**What this task involves**
How many lines of the records hold the string "document"? Reply with the number alone.

**Data entries**
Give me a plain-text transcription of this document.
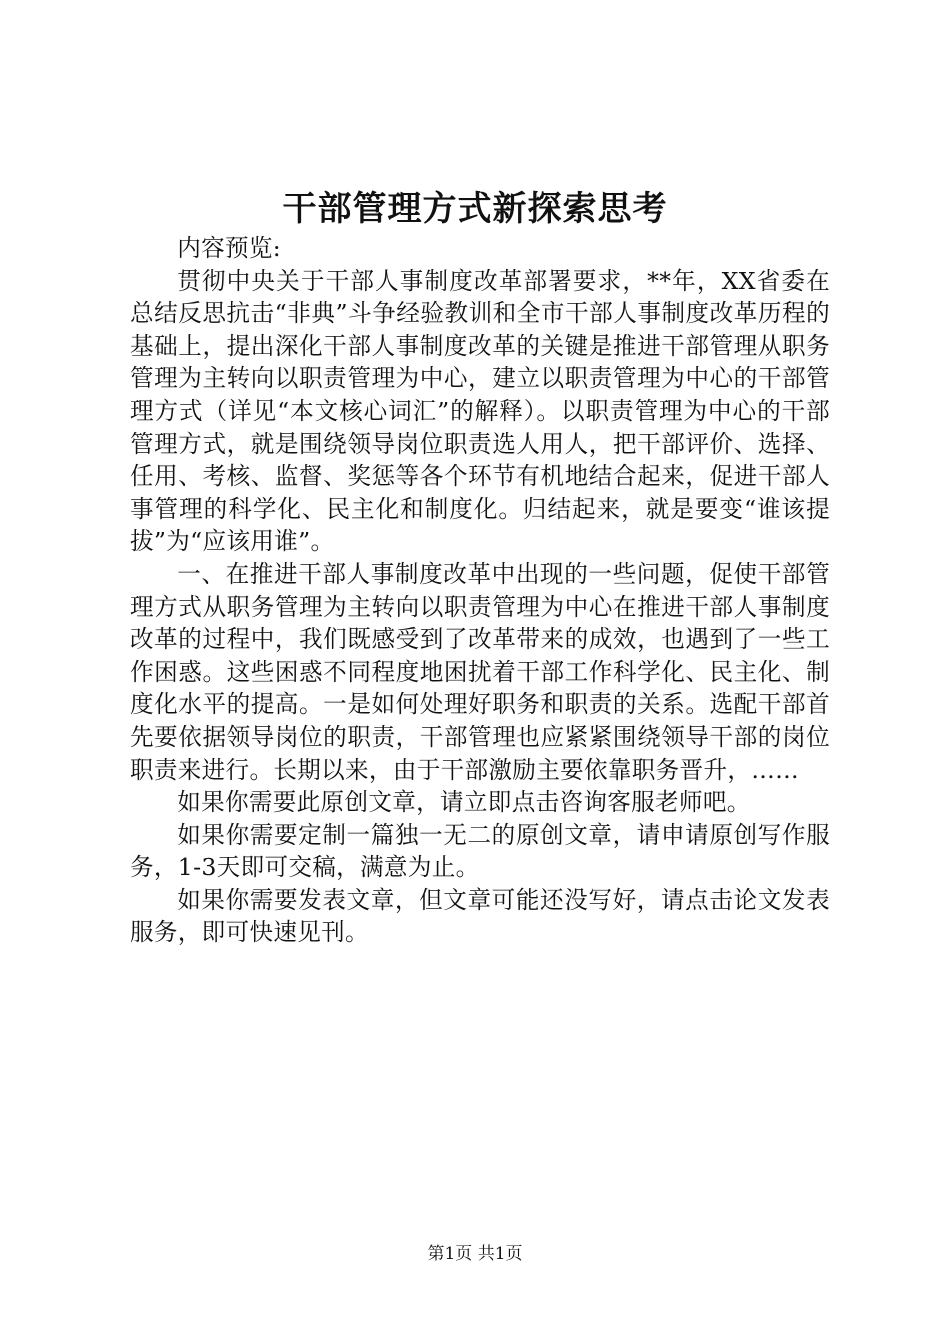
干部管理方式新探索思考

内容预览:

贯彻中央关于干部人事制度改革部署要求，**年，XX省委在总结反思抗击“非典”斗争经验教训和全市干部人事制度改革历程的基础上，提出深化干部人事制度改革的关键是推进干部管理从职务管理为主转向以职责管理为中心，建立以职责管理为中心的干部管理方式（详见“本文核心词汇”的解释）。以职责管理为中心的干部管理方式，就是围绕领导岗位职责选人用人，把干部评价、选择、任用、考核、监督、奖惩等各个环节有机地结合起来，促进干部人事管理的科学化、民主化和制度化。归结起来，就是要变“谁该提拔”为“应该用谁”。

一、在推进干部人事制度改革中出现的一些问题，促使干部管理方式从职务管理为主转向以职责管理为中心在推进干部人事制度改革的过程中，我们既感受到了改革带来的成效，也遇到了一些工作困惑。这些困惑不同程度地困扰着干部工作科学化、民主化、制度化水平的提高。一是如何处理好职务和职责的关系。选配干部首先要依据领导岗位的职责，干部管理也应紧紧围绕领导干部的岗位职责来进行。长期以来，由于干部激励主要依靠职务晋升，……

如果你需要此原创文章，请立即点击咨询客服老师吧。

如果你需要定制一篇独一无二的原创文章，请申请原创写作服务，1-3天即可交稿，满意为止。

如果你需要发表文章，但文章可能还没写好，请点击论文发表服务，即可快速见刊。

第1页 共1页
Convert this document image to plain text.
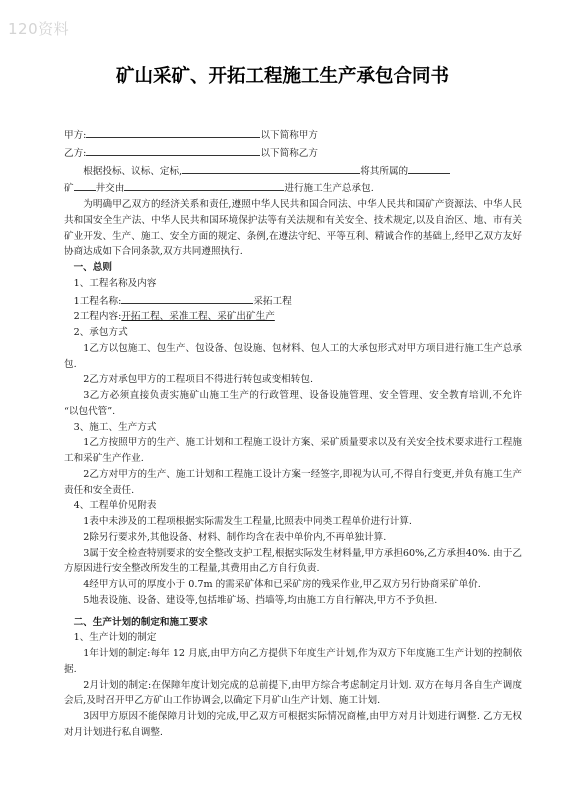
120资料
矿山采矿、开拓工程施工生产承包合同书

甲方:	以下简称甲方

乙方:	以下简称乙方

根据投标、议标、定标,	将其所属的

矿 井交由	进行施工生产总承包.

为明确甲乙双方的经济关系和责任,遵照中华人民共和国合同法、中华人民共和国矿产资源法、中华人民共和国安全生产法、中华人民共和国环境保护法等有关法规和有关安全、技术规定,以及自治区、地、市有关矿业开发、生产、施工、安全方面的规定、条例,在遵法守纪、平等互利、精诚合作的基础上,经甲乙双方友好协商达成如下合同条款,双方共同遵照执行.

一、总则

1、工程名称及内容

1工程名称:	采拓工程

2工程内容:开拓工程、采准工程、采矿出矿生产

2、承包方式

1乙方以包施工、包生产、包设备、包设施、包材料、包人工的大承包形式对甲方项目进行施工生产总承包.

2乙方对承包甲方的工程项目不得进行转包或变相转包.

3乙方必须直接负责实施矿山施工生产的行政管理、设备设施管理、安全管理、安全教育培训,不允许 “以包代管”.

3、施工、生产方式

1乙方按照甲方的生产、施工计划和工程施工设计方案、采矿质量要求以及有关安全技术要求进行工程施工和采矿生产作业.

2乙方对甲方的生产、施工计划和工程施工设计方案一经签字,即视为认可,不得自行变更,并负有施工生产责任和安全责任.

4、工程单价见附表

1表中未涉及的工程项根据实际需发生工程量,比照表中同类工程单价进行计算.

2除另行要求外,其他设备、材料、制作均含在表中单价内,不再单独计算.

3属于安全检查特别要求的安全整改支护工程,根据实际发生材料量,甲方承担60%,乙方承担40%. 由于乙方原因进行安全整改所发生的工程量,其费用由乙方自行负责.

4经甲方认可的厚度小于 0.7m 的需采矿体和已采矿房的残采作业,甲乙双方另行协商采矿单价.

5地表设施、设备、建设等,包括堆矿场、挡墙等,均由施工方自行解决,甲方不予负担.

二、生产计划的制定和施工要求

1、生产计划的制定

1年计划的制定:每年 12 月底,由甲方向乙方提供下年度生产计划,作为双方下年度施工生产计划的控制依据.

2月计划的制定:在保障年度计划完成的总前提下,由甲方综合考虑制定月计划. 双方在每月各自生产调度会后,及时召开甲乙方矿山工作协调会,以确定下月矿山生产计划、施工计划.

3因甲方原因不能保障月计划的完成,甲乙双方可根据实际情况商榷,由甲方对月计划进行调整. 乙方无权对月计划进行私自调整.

==

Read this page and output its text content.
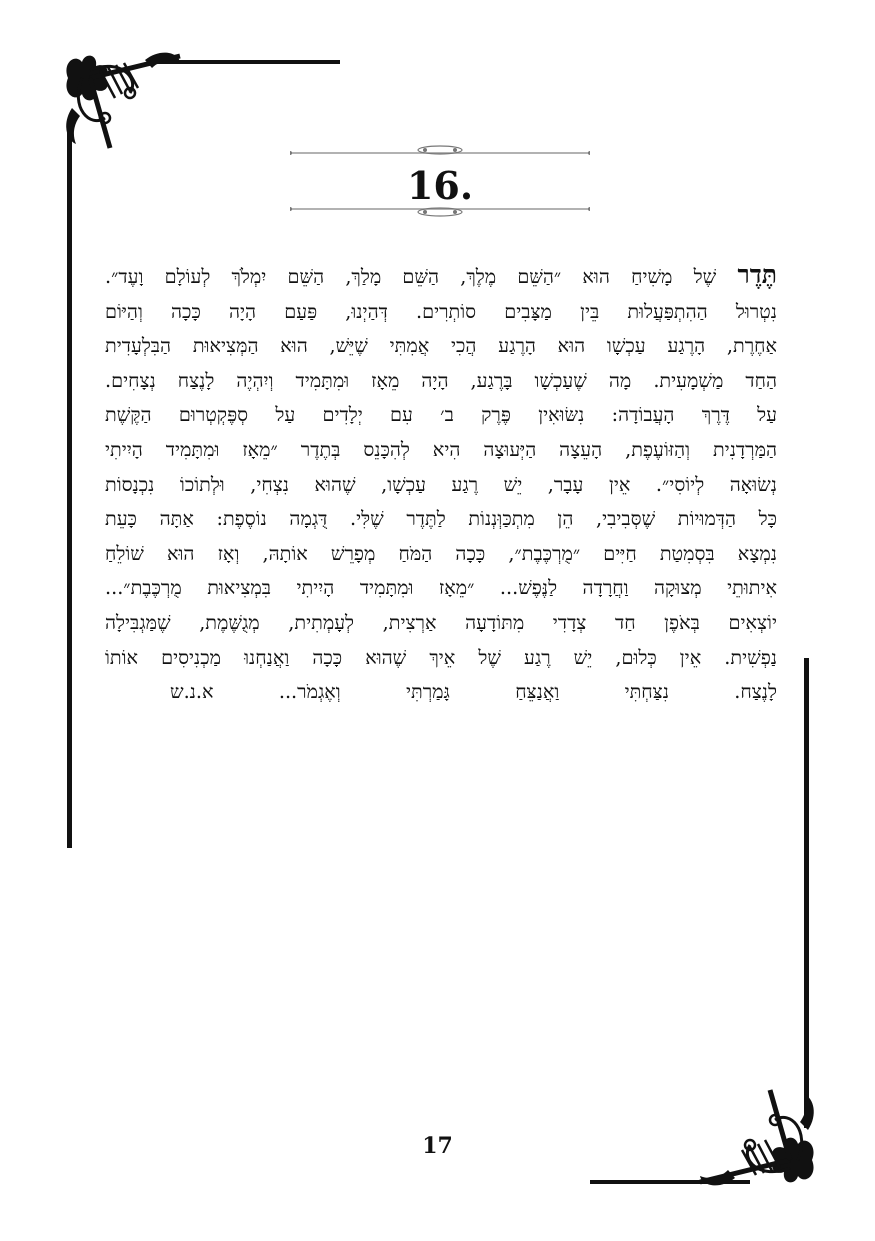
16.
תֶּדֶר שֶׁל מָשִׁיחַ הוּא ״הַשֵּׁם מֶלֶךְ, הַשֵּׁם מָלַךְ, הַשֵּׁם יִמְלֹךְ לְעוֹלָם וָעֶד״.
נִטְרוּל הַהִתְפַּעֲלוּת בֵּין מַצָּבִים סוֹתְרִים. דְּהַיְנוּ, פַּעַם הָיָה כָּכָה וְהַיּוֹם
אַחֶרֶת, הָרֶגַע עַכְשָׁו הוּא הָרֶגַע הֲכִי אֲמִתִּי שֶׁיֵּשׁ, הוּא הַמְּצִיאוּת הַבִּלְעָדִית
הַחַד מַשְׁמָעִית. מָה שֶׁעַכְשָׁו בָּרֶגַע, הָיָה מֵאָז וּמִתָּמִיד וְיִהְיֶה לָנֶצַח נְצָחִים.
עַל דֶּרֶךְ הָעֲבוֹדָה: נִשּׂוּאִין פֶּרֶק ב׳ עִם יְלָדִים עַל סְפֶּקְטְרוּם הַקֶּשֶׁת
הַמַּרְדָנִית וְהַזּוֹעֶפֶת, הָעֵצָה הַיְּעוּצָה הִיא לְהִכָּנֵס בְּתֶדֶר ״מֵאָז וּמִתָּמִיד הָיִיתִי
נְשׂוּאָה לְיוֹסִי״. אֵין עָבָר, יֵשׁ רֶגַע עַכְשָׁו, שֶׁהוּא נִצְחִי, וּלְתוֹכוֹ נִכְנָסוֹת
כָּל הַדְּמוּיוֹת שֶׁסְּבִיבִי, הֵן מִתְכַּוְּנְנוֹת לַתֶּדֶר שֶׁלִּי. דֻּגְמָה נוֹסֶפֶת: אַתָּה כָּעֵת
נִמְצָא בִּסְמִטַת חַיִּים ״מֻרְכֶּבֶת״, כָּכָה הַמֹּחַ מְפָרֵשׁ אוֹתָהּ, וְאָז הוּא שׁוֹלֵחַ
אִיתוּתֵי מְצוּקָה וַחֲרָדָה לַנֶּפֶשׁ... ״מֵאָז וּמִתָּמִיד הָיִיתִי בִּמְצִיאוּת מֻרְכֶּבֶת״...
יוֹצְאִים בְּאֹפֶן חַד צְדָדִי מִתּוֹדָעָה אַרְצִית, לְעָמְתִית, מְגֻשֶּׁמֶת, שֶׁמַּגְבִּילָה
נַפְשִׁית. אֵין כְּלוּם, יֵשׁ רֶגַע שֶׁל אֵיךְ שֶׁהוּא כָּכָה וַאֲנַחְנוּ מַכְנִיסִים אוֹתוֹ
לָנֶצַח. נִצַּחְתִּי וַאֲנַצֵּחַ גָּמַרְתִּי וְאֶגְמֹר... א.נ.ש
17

--

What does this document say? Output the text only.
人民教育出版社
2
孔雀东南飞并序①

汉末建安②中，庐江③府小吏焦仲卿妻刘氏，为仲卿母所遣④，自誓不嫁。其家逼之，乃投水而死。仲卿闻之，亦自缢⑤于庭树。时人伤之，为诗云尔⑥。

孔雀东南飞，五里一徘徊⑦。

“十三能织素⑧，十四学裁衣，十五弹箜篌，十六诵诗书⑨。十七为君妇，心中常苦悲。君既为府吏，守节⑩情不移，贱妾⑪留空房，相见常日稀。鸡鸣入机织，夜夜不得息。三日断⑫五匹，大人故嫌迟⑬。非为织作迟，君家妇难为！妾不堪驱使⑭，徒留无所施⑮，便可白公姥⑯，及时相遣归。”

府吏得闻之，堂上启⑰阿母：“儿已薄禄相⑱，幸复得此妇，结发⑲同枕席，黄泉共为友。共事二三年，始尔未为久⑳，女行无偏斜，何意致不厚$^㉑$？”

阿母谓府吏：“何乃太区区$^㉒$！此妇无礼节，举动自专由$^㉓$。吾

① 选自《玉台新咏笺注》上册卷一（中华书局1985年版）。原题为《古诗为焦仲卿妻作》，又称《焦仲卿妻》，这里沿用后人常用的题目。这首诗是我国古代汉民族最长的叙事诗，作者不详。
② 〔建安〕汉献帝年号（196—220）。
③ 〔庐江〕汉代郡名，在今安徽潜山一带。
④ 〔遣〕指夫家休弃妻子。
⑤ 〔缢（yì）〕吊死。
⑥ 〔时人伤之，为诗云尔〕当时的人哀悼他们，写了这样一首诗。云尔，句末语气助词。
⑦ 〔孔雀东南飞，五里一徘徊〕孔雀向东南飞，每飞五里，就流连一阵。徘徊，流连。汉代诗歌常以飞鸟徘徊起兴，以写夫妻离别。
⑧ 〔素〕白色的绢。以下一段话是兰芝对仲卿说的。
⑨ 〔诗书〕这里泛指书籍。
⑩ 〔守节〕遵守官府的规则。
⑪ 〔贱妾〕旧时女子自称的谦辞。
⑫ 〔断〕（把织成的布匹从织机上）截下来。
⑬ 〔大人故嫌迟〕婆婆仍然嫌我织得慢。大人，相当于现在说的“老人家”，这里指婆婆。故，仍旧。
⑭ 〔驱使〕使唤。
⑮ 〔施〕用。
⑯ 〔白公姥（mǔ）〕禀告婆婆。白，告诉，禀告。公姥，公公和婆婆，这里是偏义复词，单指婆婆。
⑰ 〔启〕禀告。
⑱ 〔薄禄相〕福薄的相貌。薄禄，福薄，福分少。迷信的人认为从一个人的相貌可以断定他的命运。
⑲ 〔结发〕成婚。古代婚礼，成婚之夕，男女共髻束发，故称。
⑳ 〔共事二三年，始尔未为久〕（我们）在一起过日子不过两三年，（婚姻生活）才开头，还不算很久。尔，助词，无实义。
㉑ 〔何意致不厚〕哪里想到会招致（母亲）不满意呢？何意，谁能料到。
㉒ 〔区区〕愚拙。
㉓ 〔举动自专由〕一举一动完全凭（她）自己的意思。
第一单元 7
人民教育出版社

**Response to this exercise**
3